▶ WORK INSTRUCTIONS: Your task is to extract every line from the material below exactly.

──────────

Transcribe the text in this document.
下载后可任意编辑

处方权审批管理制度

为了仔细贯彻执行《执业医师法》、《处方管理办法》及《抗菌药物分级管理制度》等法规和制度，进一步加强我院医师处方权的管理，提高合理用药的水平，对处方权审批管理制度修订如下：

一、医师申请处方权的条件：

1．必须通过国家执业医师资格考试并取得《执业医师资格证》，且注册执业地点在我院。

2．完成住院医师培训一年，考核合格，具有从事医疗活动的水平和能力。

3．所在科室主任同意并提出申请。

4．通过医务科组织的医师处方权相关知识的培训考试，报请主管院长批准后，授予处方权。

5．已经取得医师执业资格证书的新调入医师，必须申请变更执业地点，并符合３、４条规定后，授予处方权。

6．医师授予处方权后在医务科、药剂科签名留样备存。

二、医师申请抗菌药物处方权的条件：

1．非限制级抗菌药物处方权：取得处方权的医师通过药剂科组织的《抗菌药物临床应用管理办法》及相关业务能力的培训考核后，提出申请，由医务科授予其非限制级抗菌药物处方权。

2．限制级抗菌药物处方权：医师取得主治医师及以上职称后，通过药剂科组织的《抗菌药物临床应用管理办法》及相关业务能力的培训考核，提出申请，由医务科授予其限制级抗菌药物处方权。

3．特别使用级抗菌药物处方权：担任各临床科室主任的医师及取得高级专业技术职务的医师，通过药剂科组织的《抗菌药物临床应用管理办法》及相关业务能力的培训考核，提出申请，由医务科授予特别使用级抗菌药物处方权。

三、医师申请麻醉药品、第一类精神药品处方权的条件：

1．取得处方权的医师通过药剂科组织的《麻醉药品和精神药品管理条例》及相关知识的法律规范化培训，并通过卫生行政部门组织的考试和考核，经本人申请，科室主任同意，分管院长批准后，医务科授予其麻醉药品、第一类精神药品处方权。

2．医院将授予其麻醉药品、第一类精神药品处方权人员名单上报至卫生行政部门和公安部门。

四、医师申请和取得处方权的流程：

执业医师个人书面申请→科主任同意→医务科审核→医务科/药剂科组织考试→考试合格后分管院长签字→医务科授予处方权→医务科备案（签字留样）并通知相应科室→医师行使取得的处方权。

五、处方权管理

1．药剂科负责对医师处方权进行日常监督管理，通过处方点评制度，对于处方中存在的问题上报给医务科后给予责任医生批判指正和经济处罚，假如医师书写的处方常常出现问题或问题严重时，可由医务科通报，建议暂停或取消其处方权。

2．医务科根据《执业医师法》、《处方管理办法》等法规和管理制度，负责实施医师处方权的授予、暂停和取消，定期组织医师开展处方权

──────────

▶ TASK ANSWER:
Transcribe the text in this document.
下载后可任意编辑

处方权审批管理制度

为了仔细贯彻执行《执业医师法》、《处方管理办法》及《抗菌药物分级管理制度》等法规和制度，进一步加强我院医师处方权的管理，提高合理用药的水平，对处方权审批管理制度修订如下：

一、医师申请处方权的条件：

1．必须通过国家执业医师资格考试并取得《执业医师资格证》，且注册执业地点在我院。

2．完成住院医师培训一年，考核合格，具有从事医疗活动的水平和能力。

3．所在科室主任同意并提出申请。

4．通过医务科组织的医师处方权相关知识的培训考试，报请主管院长批准后，授予处方权。

5．已经取得医师执业资格证书的新调入医师，必须申请变更执业地点，并符合３、４条规定后，授予处方权。

6．医师授予处方权后在医务科、药剂科签名留样备存。

二、医师申请抗菌药物处方权的条件：

1．非限制级抗菌药物处方权：取得处方权的医师通过药剂科组织的《抗菌药物临床应用管理办法》及相关业务能力的培训考核后，提出申请，由医务科授予其非限制级抗菌药物处方权。

2．限制级抗菌药物处方权：医师取得主治医师及以上职称后，通过药剂科组织的《抗菌药物临床应用管理办法》及相关业务能力的培训考核，提出申请，由医务科授予其限制级抗菌药物处方权。

3．特别使用级抗菌药物处方权：担任各临床科室主任的医师及取得高级专业技术职务的医师，通过药剂科组织的《抗菌药物临床应用管理办法》及相关业务能力的培训考核，提出申请，由医务科授予特别使用级抗菌药物处方权。

三、医师申请麻醉药品、第一类精神药品处方权的条件：

1．取得处方权的医师通过药剂科组织的《麻醉药品和精神药品管理条例》及相关知识的法律规范化培训，并通过卫生行政部门组织的考试和考核，经本人申请，科室主任同意，分管院长批准后，医务科授予其麻醉药品、第一类精神药品处方权。

2．医院将授予其麻醉药品、第一类精神药品处方权人员名单上报至卫生行政部门和公安部门。

四、医师申请和取得处方权的流程：

执业医师个人书面申请→科主任同意→医务科审核→医务科/药剂科组织考试→考试合格后分管院长签字→医务科授予处方权→医务科备案（签字留样）并通知相应科室→医师行使取得的处方权。

五、处方权管理

1．药剂科负责对医师处方权进行日常监督管理，通过处方点评制度，对于处方中存在的问题上报给医务科后给予责任医生批判指正和经济处罚，假如医师书写的处方常常出现问题或问题严重时，可由医务科通报，建议暂停或取消其处方权。

2．医务科根据《执业医师法》、《处方管理办法》等法规和管理制度，负责实施医师处方权的授予、暂停和取消，定期组织医师开展处方权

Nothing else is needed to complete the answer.